*Records for this task:*

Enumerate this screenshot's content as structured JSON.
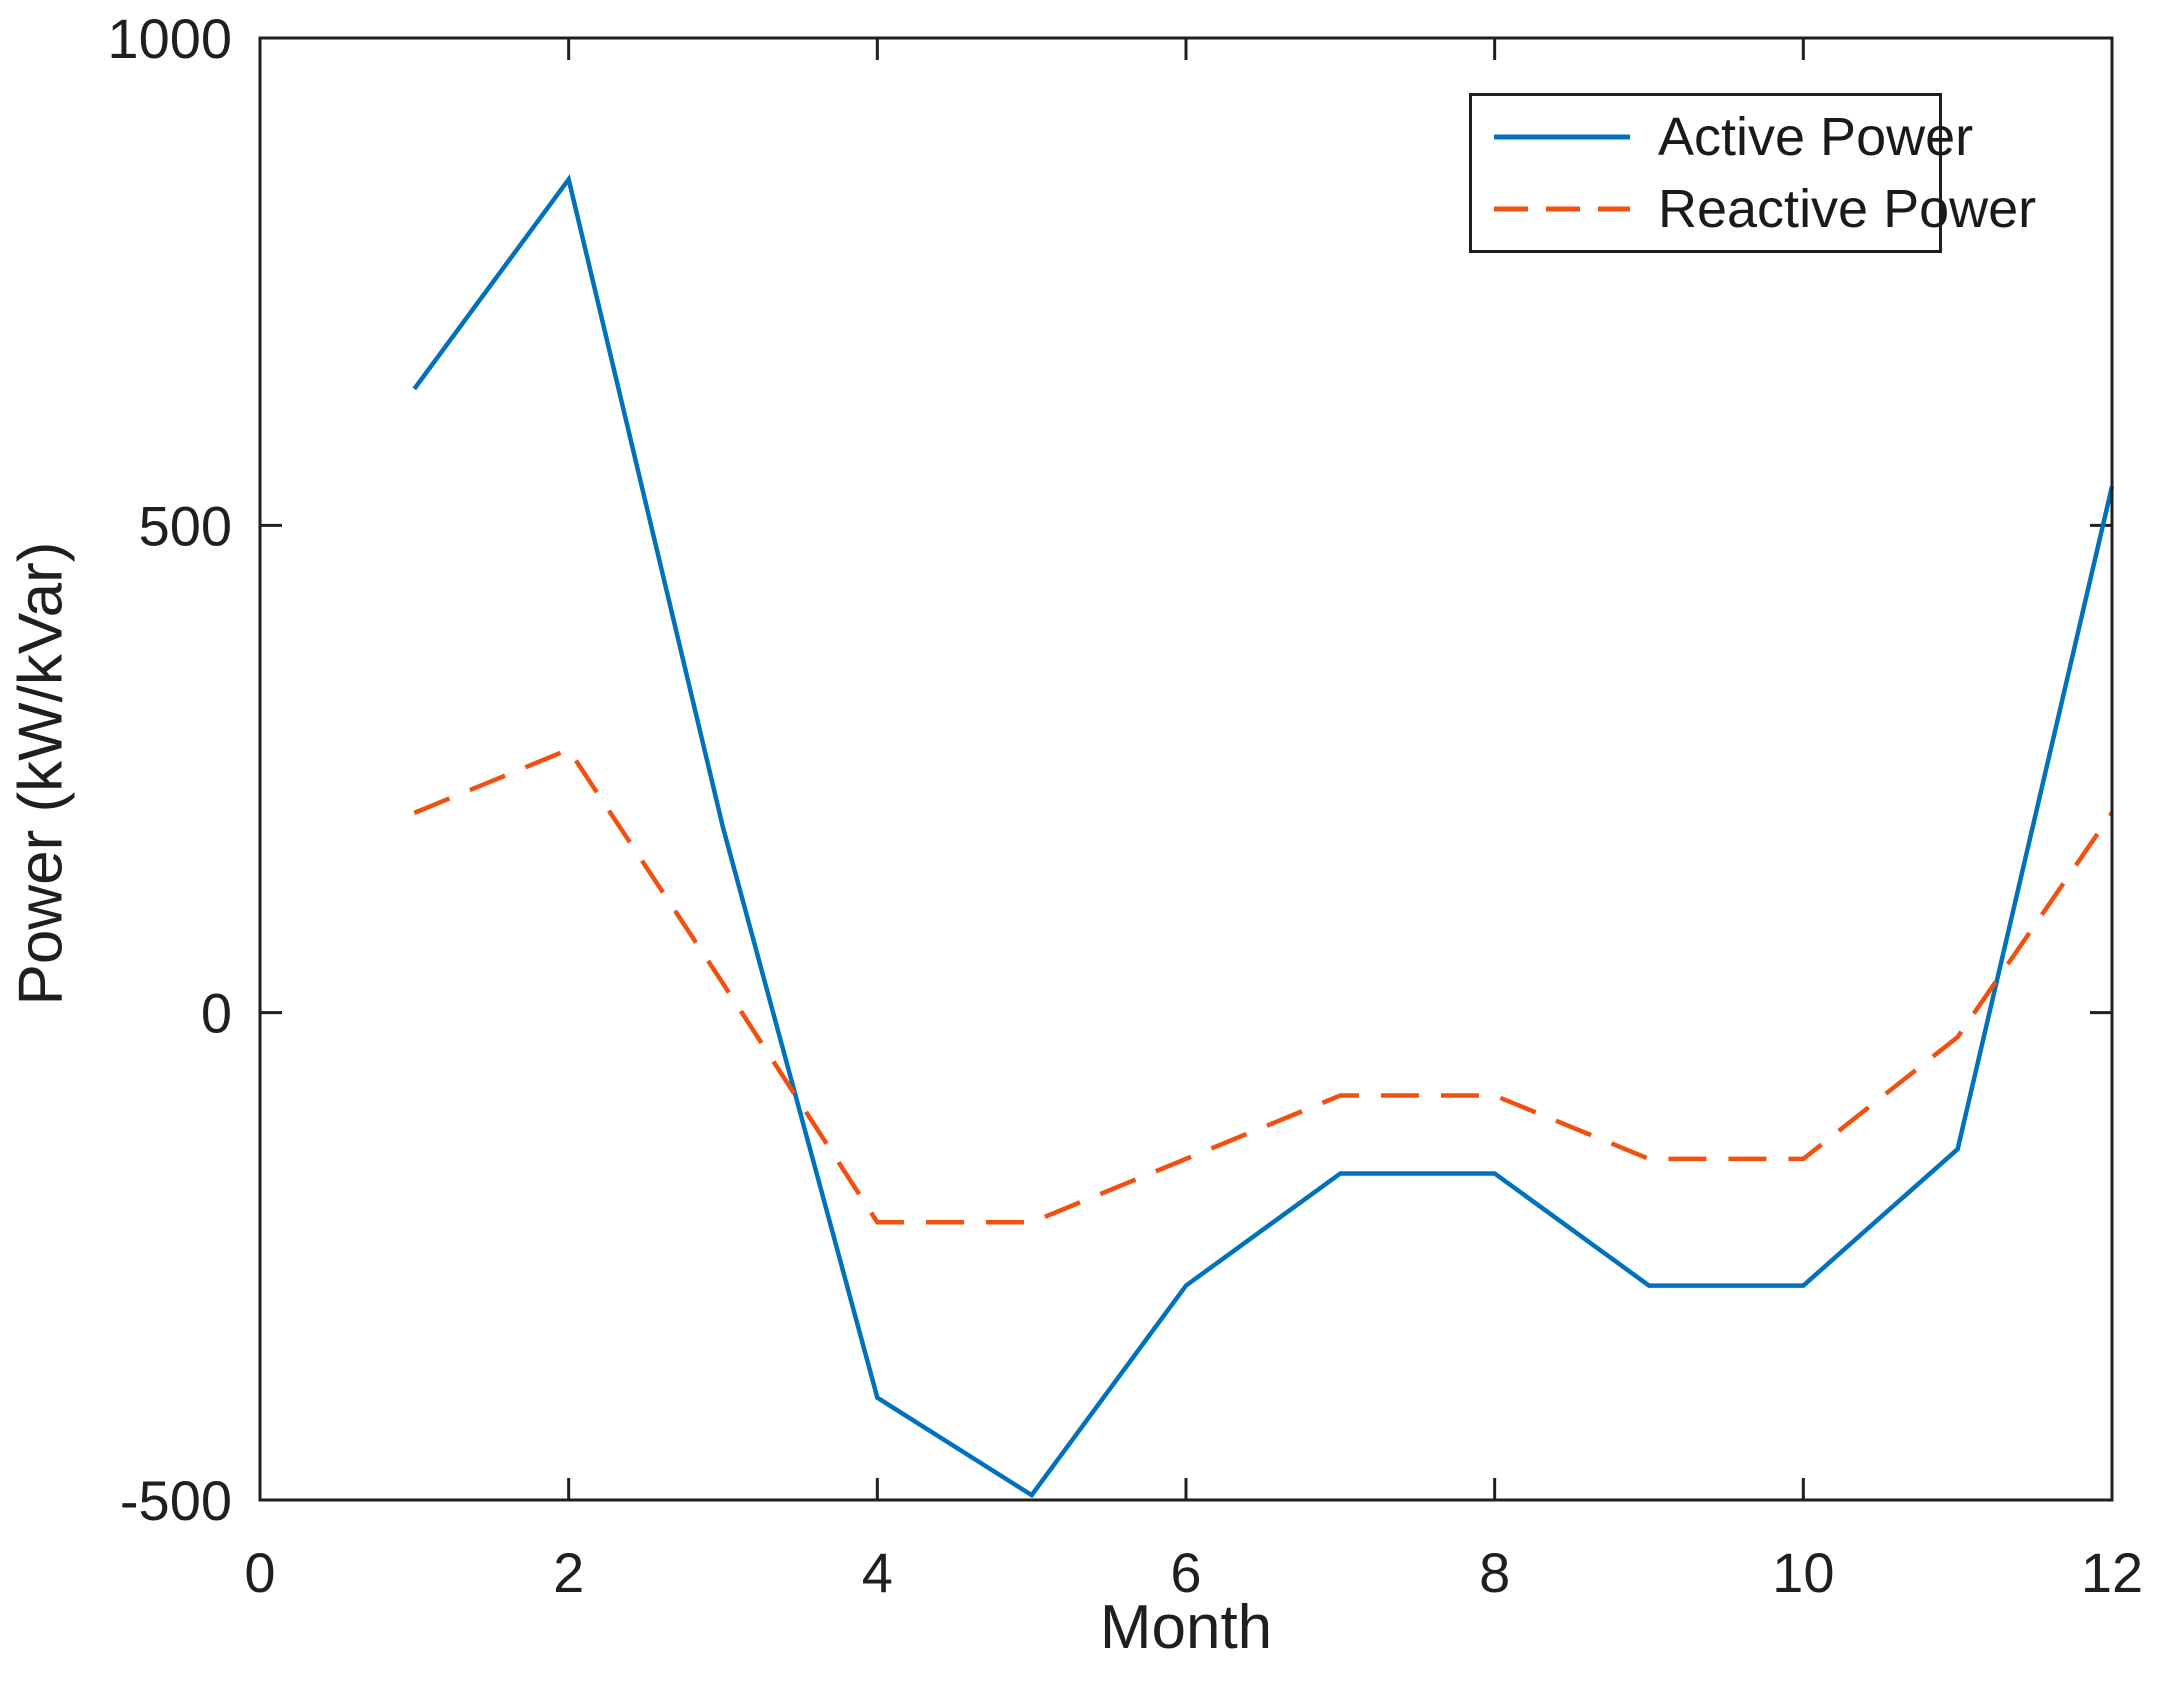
{
  "figure": {
    "background": "#ffffff",
    "axes_color": "#1f1f1f"
  },
  "chart_data": {
    "type": "line",
    "title": "",
    "xlabel": "Month",
    "ylabel": "Power (kW/kVar)",
    "xlim": [
      0,
      12
    ],
    "ylim": [
      -500,
      1000
    ],
    "xticks": [
      0,
      2,
      4,
      6,
      8,
      10,
      12
    ],
    "yticks": [
      -500,
      0,
      500,
      1000
    ],
    "grid": false,
    "box": true,
    "legend_position": "top-right",
    "x": [
      1,
      2,
      3,
      4,
      5,
      6,
      7,
      8,
      9,
      10,
      11,
      12
    ],
    "series": [
      {
        "name": "Active Power",
        "style": "solid",
        "color": "#0072BD",
        "values": [
          640,
          855,
          190,
          -395,
          -495,
          -280,
          -165,
          -165,
          -280,
          -280,
          -140,
          540
        ]
      },
      {
        "name": "Reactive Power",
        "style": "dashed",
        "color": "#F2500F",
        "values": [
          205,
          270,
          30,
          -215,
          -215,
          -150,
          -85,
          -85,
          -150,
          -150,
          -25,
          205
        ]
      }
    ]
  }
}
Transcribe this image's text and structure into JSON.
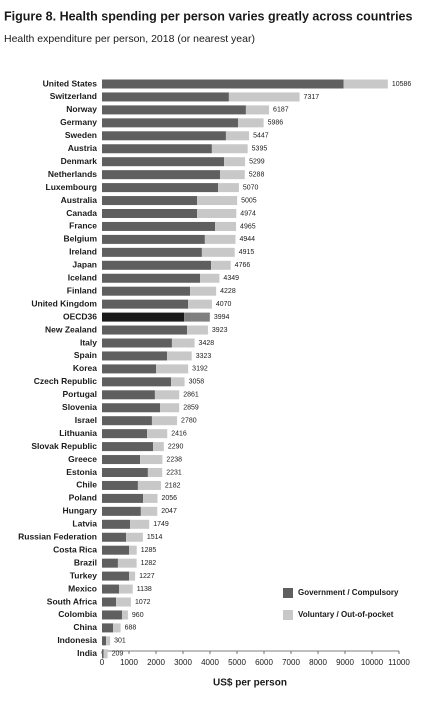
{
  "chart_data": {
    "type": "stacked-barh",
    "title": "Figure 8. Health spending per person varies greatly across countries",
    "subtitle": "Health expenditure per person, 2018 (or nearest year)",
    "x_label": "US$ per person",
    "categories": [
      "United States",
      "Switzerland",
      "Norway",
      "Germany",
      "Sweden",
      "Austria",
      "Denmark",
      "Netherlands",
      "Luxembourg",
      "Australia",
      "Canada",
      "France",
      "Belgium",
      "Ireland",
      "Japan",
      "Iceland",
      "Finland",
      "United Kingdom",
      "OECD36",
      "New Zealand",
      "Italy",
      "Spain",
      "Korea",
      "Czech Republic",
      "Portugal",
      "Slovenia",
      "Israel",
      "Lithuania",
      "Slovak Republic",
      "Greece",
      "Estonia",
      "Chile",
      "Poland",
      "Hungary",
      "Latvia",
      "Russian Federation",
      "Costa Rica",
      "Brazil",
      "Turkey",
      "Mexico",
      "South Africa",
      "Colombia",
      "China",
      "Indonesia",
      "India"
    ],
    "series": [
      {
        "name": "Government / Compulsory",
        "color": "#5f5f5f",
        "values": [
          8950,
          4700,
          5330,
          5040,
          4590,
          4070,
          4520,
          4370,
          4300,
          3520,
          3520,
          4190,
          3810,
          3700,
          4040,
          3630,
          3260,
          3190,
          3040,
          3150,
          2590,
          2410,
          2000,
          2560,
          1960,
          2150,
          1850,
          1670,
          1890,
          1410,
          1700,
          1330,
          1520,
          1440,
          1040,
          890,
          1000,
          590,
          1000,
          630,
          520,
          740,
          410,
          150,
          60
        ]
      },
      {
        "name": "Voluntary / Out-of-pocket",
        "color": "#c8c8c8",
        "values": [
          1636,
          2617,
          857,
          946,
          857,
          1325,
          779,
          918,
          770,
          1485,
          1454,
          775,
          1134,
          1215,
          726,
          719,
          968,
          880,
          954,
          773,
          838,
          913,
          1192,
          498,
          901,
          709,
          930,
          746,
          400,
          828,
          531,
          852,
          536,
          607,
          709,
          624,
          285,
          692,
          227,
          508,
          552,
          220,
          278,
          151,
          149
        ]
      }
    ],
    "totals": [
      10586,
      7317,
      6187,
      5986,
      5447,
      5395,
      5299,
      5288,
      5070,
      5005,
      4974,
      4965,
      4944,
      4915,
      4766,
      4349,
      4228,
      4070,
      3994,
      3923,
      3428,
      3323,
      3192,
      3058,
      2861,
      2859,
      2780,
      2416,
      2290,
      2238,
      2231,
      2182,
      2056,
      2047,
      1749,
      1514,
      1285,
      1282,
      1227,
      1138,
      1072,
      960,
      688,
      301,
      209
    ],
    "highlight": {
      "category": "OECD36",
      "colors": [
        "#1a1a1a",
        "#7f7f7f"
      ]
    },
    "xlim": [
      0,
      11000
    ],
    "xticks": [
      0,
      1000,
      2000,
      3000,
      4000,
      5000,
      6000,
      7000,
      8000,
      9000,
      10000,
      11000
    ],
    "legend": "bottom-right"
  }
}
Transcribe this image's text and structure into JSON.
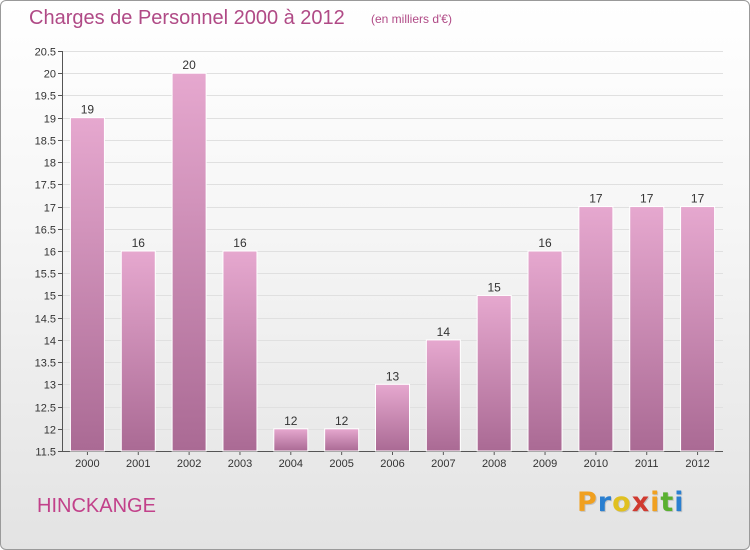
{
  "header": {
    "title": "Charges de Personnel 2000 à 2012",
    "subtitle": "(en milliers d'€)"
  },
  "footer": {
    "commune": "HINCKANGE",
    "logo": {
      "letters": [
        "P",
        "r",
        "o",
        "x",
        "i",
        "t",
        "i"
      ],
      "colors": [
        "#f0a020",
        "#2a7fd0",
        "#e0c020",
        "#d03a30",
        "#f0a020",
        "#5ab030",
        "#2a7fd0"
      ]
    }
  },
  "colors": {
    "bar_top": "#e6a8cf",
    "bar_bottom": "#aa6a94",
    "text": "#b04a86",
    "axis": "#555555",
    "grid": "#e0e0e0"
  },
  "chart_data": {
    "type": "bar",
    "title": "Charges de Personnel 2000 à 2012",
    "subtitle": "(en milliers d'€)",
    "categories": [
      "2000",
      "2001",
      "2002",
      "2003",
      "2004",
      "2005",
      "2006",
      "2007",
      "2008",
      "2009",
      "2010",
      "2011",
      "2012"
    ],
    "values": [
      19,
      16,
      20,
      16,
      12,
      12,
      13,
      14,
      15,
      16,
      17,
      17,
      17
    ],
    "data_labels": [
      "19",
      "16",
      "20",
      "16",
      "12",
      "12",
      "13",
      "14",
      "15",
      "16",
      "17",
      "17",
      "17"
    ],
    "ylim": [
      11.5,
      20.5
    ],
    "yticks": [
      11.5,
      12,
      12.5,
      13,
      13.5,
      14,
      14.5,
      15,
      15.5,
      16,
      16.5,
      17,
      17.5,
      18,
      18.5,
      19,
      19.5,
      20,
      20.5
    ],
    "ytick_labels": [
      "11.5",
      "12",
      "12.5",
      "13",
      "13.5",
      "14",
      "14.5",
      "15",
      "15.5",
      "16",
      "16.5",
      "17",
      "17.5",
      "18",
      "18.5",
      "19",
      "19.5",
      "20",
      "20.5"
    ],
    "grid": true,
    "legend": "none"
  }
}
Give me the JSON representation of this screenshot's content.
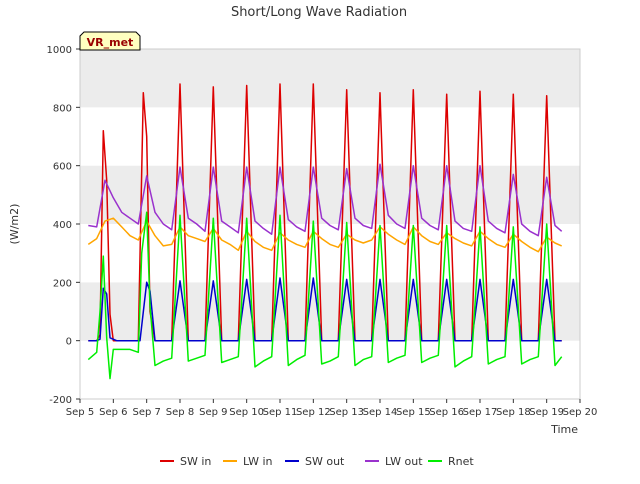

*Exercise description:* Omit the pictures and reproduce the listing exactly.

*Result of this task:*
Enumerate this screenshot's content as structured JSON.
{
  "figure": {
    "background": "#ffffff",
    "axes_color": "#1f1f1f"
  },
  "chart_data": {
    "type": "line",
    "title": "",
    "xlabel": "Month",
    "ylabel": "Power (kW/kVar)",
    "xlim": [
      0,
      12
    ],
    "ylim": [
      -500,
      1000
    ],
    "xticks": [
      0,
      2,
      4,
      6,
      8,
      10,
      12
    ],
    "yticks": [
      -500,
      0,
      500,
      1000
    ],
    "grid": false,
    "box": true,
    "legend_position": "top-right",
    "x": [
      1,
      2,
      3,
      4,
      5,
      6,
      7,
      8,
      9,
      10,
      11,
      12
    ],
    "series": [
      {
        "name": "Active Power",
        "style": "solid",
        "color": "#0072BD",
        "values": [
          640,
          855,
          190,
          -395,
          -495,
          -280,
          -165,
          -165,
          -280,
          -280,
          -140,
          540
        ]
      },
      {
        "name": "Reactive Power",
        "style": "dashed",
        "color": "#F2500F",
        "values": [
          205,
          270,
          30,
          -215,
          -215,
          -150,
          -85,
          -85,
          -150,
          -150,
          -25,
          205
        ]
      }
    ]
  }
}
Transcribe this image's text and structure into JSON.
{
  "chart_data": {
    "type": "stacked-barh",
    "title": "Figure 8. Health spending per person varies greatly across countries",
    "subtitle": "Health expenditure per person, 2018 (or nearest year)",
    "x_label": "US$ per person",
    "categories": [
      "United States",
      "Switzerland",
      "Norway",
      "Germany",
      "Sweden",
      "Austria",
      "Denmark",
      "Netherlands",
      "Luxembourg",
      "Australia",
      "Canada",
      "France",
      "Belgium",
      "Ireland",
      "Japan",
      "Iceland",
      "Finland",
      "United Kingdom",
      "OECD36",
      "New Zealand",
      "Italy",
      "Spain",
      "Korea",
      "Czech Republic",
      "Portugal",
      "Slovenia",
      "Israel",
      "Lithuania",
      "Slovak Republic",
      "Greece",
      "Estonia",
      "Chile",
      "Poland",
      "Hungary",
      "Latvia",
      "Russian Federation",
      "Costa Rica",
      "Brazil",
      "Turkey",
      "Mexico",
      "South Africa",
      "Colombia",
      "China",
      "Indonesia",
      "India"
    ],
    "series": [
      {
        "name": "Government / Compulsory",
        "color": "#5f5f5f",
        "values": [
          8950,
          4700,
          5330,
          5040,
          4590,
          4070,
          4520,
          4370,
          4300,
          3520,
          3520,
          4190,
          3810,
          3700,
          4040,
          3630,
          3260,
          3190,
          3040,
          3150,
          2590,
          2410,
          2000,
          2560,
          1960,
          2150,
          1850,
          1670,
          1890,
          1410,
          1700,
          1330,
          1520,
          1440,
          1040,
          890,
          1000,
          590,
          1000,
          630,
          520,
          740,
          410,
          150,
          60
        ]
      },
      {
        "name": "Voluntary / Out-of-pocket",
        "color": "#c8c8c8",
        "values": [
          1636,
          2617,
          857,
          946,
          857,
          1325,
          779,
          918,
          770,
          1485,
          1454,
          775,
          1134,
          1215,
          726,
          719,
          968,
          880,
          954,
          773,
          838,
          913,
          1192,
          498,
          901,
          709,
          930,
          746,
          400,
          828,
          531,
          852,
          536,
          607,
          709,
          624,
          285,
          692,
          227,
          508,
          552,
          220,
          278,
          151,
          149
        ]
      }
    ],
    "totals": [
      10586,
      7317,
      6187,
      5986,
      5447,
      5395,
      5299,
      5288,
      5070,
      5005,
      4974,
      4965,
      4944,
      4915,
      4766,
      4349,
      4228,
      4070,
      3994,
      3923,
      3428,
      3323,
      3192,
      3058,
      2861,
      2859,
      2780,
      2416,
      2290,
      2238,
      2231,
      2182,
      2056,
      2047,
      1749,
      1514,
      1285,
      1282,
      1227,
      1138,
      1072,
      960,
      688,
      301,
      209
    ],
    "highlight": {
      "category": "OECD36",
      "colors": [
        "#1a1a1a",
        "#7f7f7f"
      ]
    },
    "xlim": [
      0,
      11000
    ],
    "xticks": [
      0,
      1000,
      2000,
      3000,
      4000,
      5000,
      6000,
      7000,
      8000,
      9000,
      10000,
      11000
    ],
    "legend": "bottom-right"
  }
}
Transcribe this image's text and structure into JSON.
{
  "header": {
    "title": "Charges de Personnel 2000 à 2012",
    "subtitle": "(en milliers d'€)"
  },
  "footer": {
    "commune": "HINCKANGE",
    "logo": {
      "letters": [
        "P",
        "r",
        "o",
        "x",
        "i",
        "t",
        "i"
      ],
      "colors": [
        "#f0a020",
        "#2a7fd0",
        "#e0c020",
        "#d03a30",
        "#f0a020",
        "#5ab030",
        "#2a7fd0"
      ]
    }
  },
  "colors": {
    "bar_top": "#e6a8cf",
    "bar_bottom": "#aa6a94",
    "text": "#b04a86",
    "axis": "#555555",
    "grid": "#e0e0e0"
  },
  "chart_data": {
    "type": "bar",
    "title": "Charges de Personnel 2000 à 2012",
    "subtitle": "(en milliers d'€)",
    "categories": [
      "2000",
      "2001",
      "2002",
      "2003",
      "2004",
      "2005",
      "2006",
      "2007",
      "2008",
      "2009",
      "2010",
      "2011",
      "2012"
    ],
    "values": [
      19,
      16,
      20,
      16,
      12,
      12,
      13,
      14,
      15,
      16,
      17,
      17,
      17
    ],
    "data_labels": [
      "19",
      "16",
      "20",
      "16",
      "12",
      "12",
      "13",
      "14",
      "15",
      "16",
      "17",
      "17",
      "17"
    ],
    "ylim": [
      11.5,
      20.5
    ],
    "yticks": [
      11.5,
      12,
      12.5,
      13,
      13.5,
      14,
      14.5,
      15,
      15.5,
      16,
      16.5,
      17,
      17.5,
      18,
      18.5,
      19,
      19.5,
      20,
      20.5
    ],
    "ytick_labels": [
      "11.5",
      "12",
      "12.5",
      "13",
      "13.5",
      "14",
      "14.5",
      "15",
      "15.5",
      "16",
      "16.5",
      "17",
      "17.5",
      "18",
      "18.5",
      "19",
      "19.5",
      "20",
      "20.5"
    ],
    "grid": true,
    "legend": "none"
  }
}
Give me the JSON representation of this screenshot's content.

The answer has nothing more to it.